DATA RECORDS:
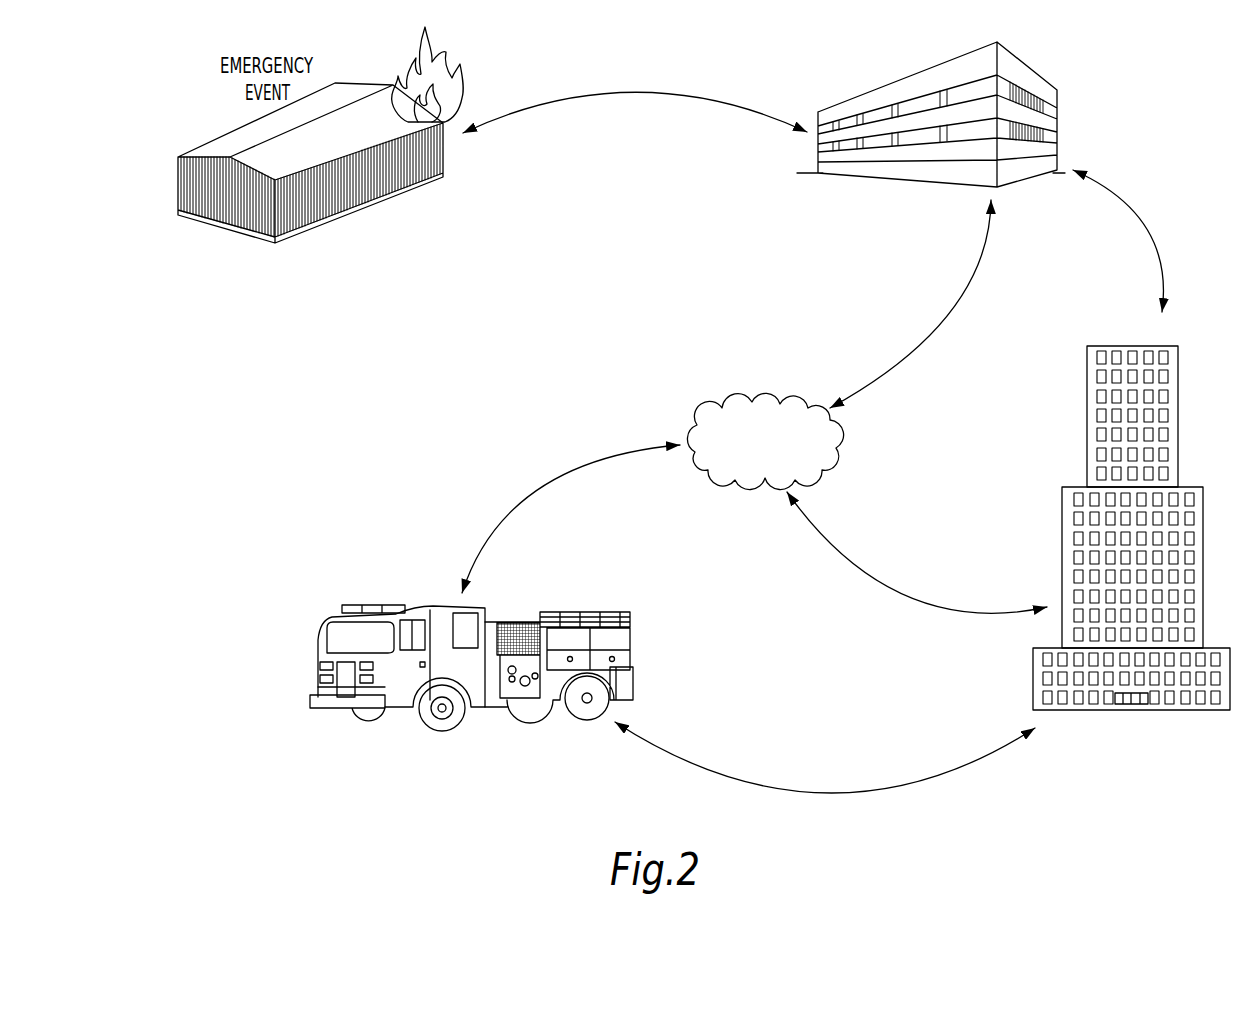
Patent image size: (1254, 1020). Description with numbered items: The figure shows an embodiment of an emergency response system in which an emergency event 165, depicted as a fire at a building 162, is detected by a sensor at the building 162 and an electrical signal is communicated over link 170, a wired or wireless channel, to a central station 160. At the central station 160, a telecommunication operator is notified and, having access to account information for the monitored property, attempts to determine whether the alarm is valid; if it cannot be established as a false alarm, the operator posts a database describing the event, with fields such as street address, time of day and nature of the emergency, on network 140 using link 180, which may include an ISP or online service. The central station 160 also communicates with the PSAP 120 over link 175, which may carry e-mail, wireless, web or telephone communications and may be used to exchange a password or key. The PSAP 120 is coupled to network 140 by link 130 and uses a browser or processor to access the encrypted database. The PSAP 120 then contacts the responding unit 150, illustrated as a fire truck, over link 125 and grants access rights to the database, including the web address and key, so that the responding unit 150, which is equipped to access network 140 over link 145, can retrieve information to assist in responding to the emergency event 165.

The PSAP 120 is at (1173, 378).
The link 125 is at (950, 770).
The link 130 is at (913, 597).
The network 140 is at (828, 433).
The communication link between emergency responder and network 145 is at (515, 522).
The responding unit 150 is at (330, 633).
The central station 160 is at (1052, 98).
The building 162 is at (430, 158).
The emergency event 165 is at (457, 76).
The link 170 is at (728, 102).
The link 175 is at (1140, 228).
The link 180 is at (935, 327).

* * *

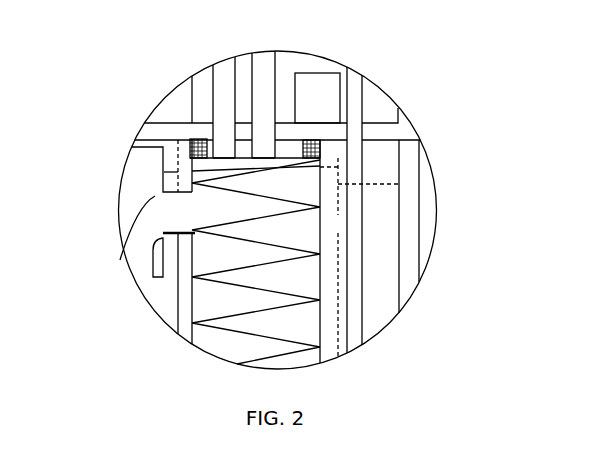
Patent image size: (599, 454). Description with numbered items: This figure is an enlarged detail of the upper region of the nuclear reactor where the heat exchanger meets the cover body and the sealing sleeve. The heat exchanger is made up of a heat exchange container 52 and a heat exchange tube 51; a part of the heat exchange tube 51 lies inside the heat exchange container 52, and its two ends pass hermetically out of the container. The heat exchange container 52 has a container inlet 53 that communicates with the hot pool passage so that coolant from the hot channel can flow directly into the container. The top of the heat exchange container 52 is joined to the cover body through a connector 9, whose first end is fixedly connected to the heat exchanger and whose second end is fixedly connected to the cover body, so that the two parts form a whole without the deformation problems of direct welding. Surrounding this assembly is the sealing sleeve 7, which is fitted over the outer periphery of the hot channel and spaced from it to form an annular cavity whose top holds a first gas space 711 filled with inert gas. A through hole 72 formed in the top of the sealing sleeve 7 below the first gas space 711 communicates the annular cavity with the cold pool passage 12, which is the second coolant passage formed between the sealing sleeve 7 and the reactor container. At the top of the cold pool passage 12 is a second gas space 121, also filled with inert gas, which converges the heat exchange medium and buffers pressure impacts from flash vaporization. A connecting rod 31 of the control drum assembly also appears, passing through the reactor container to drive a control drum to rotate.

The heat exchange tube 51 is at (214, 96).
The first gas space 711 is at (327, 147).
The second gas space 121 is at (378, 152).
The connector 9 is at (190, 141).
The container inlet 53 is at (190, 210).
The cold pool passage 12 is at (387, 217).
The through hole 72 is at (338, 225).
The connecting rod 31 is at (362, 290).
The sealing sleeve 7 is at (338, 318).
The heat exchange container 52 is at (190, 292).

EXERCISE AIM:
Copy the rows above word for word, from the line with "Patent image size: (1254, 1020)." up to and including the line with "The link 180 is at (935, 327).".

FULL OUTPUT:
Patent image size: (1254, 1020). Description with numbered items: The figure shows an embodiment of an emergency response system in which an emergency event 165, depicted as a fire at a building 162, is detected by a sensor at the building 162 and an electrical signal is communicated over link 170, a wired or wireless channel, to a central station 160. At the central station 160, a telecommunication operator is notified and, having access to account information for the monitored property, attempts to determine whether the alarm is valid; if it cannot be established as a false alarm, the operator posts a database describing the event, with fields such as street address, time of day and nature of the emergency, on network 140 using link 180, which may include an ISP or online service. The central station 160 also communicates with the PSAP 120 over link 175, which may carry e-mail, wireless, web or telephone communications and may be used to exchange a password or key. The PSAP 120 is coupled to network 140 by link 130 and uses a browser or processor to access the encrypted database. The PSAP 120 then contacts the responding unit 150, illustrated as a fire truck, over link 125 and grants access rights to the database, including the web address and key, so that the responding unit 150, which is equipped to access network 140 over link 145, can retrieve information to assist in responding to the emergency event 165.

The PSAP 120 is at (1173, 378).
The link 125 is at (950, 770).
The link 130 is at (913, 597).
The network 140 is at (828, 433).
The communication link between emergency responder and network 145 is at (515, 522).
The responding unit 150 is at (330, 633).
The central station 160 is at (1052, 98).
The building 162 is at (430, 158).
The emergency event 165 is at (457, 76).
The link 170 is at (728, 102).
The link 175 is at (1140, 228).
The link 180 is at (935, 327).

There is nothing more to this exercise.